(Stored data entries)
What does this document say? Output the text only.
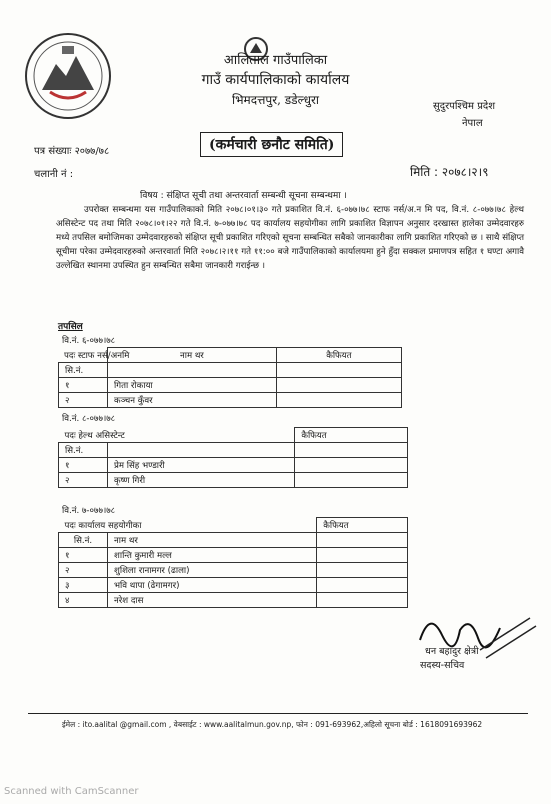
आलिताल गाउँपालिका
गाउँ कार्यपालिकाको कार्यालय
भिमदत्तपुर, डडेल्धुरा	सुदुरपश्चिम प्रदेश
नेपाल
पत्र संख्याः २०७७/७८	(कर्मचारी छनौट समिति)
चलानी नं :	मिति : २०७८।२।९
विषय : संक्षिप्त सूची तथा अन्तरवार्ता सम्बन्धी सूचना सम्बन्धमा ।

उपरोक्त सम्बन्धमा यस गाउँपालिकाको मिति २०७८।०१।३० गते प्रकाशित वि.नं. ६-०७७।७८ स्टाफ नर्स/अ.न मि पद, वि.नं. ८-०७७।७८ हेल्थ असिस्टेन्ट पद तथा मिति २०७८।०१।२२ गते वि.नं. ७-०७७।७८ पद कार्यालय सहयोगीका लागि प्रकाशित विज्ञापन अनुसार दरखास्त हालेका उम्मेदवारहरु मध्ये तपसिल बमोजिमका उम्मेदवारहरुको संक्षिप्त सूची प्रकाशित गरिएको सूचना सम्बन्धित सबैको जानकारीका लागि प्रकाशित गरिएको छ । साथै संक्षिप्त सूचीमा परेका उम्मेदवारहरुको अन्तरवार्ता मिति २०७८।२।११ गते ११:०० बजे गाउँपालिकाको कार्यालयमा हुने हुँदा सक्कल प्रमाणपत्र सहित १ घण्टा अगावै उल्लेखित स्थानमा उपस्थित हुन सम्बन्धित सबैमा जानकारी गराईन्छ ।

तपसिल
वि.नं. ६-०७७।७८
पदः स्टाफ नर्स/अनमि
		नाम थर	कैफियत
सि.नं.		
१	गिता रोकाया	
२	कञ्चन कुँवर	
वि.नं. ८-०७७।७८
पदः हेल्थ असिस्टेन्ट		कैफियत
सि.नं.		
१	प्रेम सिंह भण्डारी	
२	कृष्ण गिरी	
वि.नं. ७-०७७।७८
पदः कार्यालय सहयोगीका		कैफियत
सि.नं.	नाम थर	
१	शान्ति कुमारी मल्ल	
२	शुशिला रानामगर (ढाला)	
३	भवि थापा (ढेगामगर)	
४	नरेश दास	
धन बहादुर क्षेत्री
सदस्य-सचिव
ईमेल : ito.aalital @gmail.com , वेबसाईट : www.aalitalmun.gov.np, फोन : 091-693962,अहिलो सूचना बोर्ड : 1618091693962
Scanned with CamScanner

Request:
Write out the full set of lines verbatim, without the pictures.

Result:
What does this document say? Output the text only.
आलिताल गाउँपालिका
गाउँ कार्यपालिकाको कार्यालय
भिमदत्तपुर, डडेल्धुरा	सुदुरपश्चिम प्रदेश
नेपाल
पत्र संख्याः २०७७/७८	(कर्मचारी छनौट समिति)
चलानी नं :	मिति : २०७८।२।९
विषय : संक्षिप्त सूची तथा अन्तरवार्ता सम्बन्धी सूचना सम्बन्धमा ।

उपरोक्त सम्बन्धमा यस गाउँपालिकाको मिति २०७८।०१।३० गते प्रकाशित वि.नं. ६-०७७।७८ स्टाफ नर्स/अ.न मि पद, वि.नं. ८-०७७।७८ हेल्थ असिस्टेन्ट पद तथा मिति २०७८।०१।२२ गते वि.नं. ७-०७७।७८ पद कार्यालय सहयोगीका लागि प्रकाशित विज्ञापन अनुसार दरखास्त हालेका उम्मेदवारहरु मध्ये तपसिल बमोजिमका उम्मेदवारहरुको संक्षिप्त सूची प्रकाशित गरिएको सूचना सम्बन्धित सबैको जानकारीका लागि प्रकाशित गरिएको छ । साथै संक्षिप्त सूचीमा परेका उम्मेदवारहरुको अन्तरवार्ता मिति २०७८।२।११ गते ११:०० बजे गाउँपालिकाको कार्यालयमा हुने हुँदा सक्कल प्रमाणपत्र सहित १ घण्टा अगावै उल्लेखित स्थानमा उपस्थित हुन सम्बन्धित सबैमा जानकारी गराईन्छ ।

तपसिल
वि.नं. ६-०७७।७८
पदः स्टाफ नर्स/अनमि
		नाम थर	कैफियत
सि.नं.		
१	गिता रोकाया	
२	कञ्चन कुँवर	
वि.नं. ८-०७७।७८
पदः हेल्थ असिस्टेन्ट		कैफियत
सि.नं.		
१	प्रेम सिंह भण्डारी	
२	कृष्ण गिरी	
वि.नं. ७-०७७।७८
पदः कार्यालय सहयोगीका		कैफियत
सि.नं.	नाम थर	
१	शान्ति कुमारी मल्ल	
२	शुशिला रानामगर (ढाला)	
३	भवि थापा (ढेगामगर)	
४	नरेश दास	
धन बहादुर क्षेत्री
सदस्य-सचिव
ईमेल : ito.aalital @gmail.com , वेबसाईट : www.aalitalmun.gov.np, फोन : 091-693962,अहिलो सूचना बोर्ड : 1618091693962
Scanned with CamScanner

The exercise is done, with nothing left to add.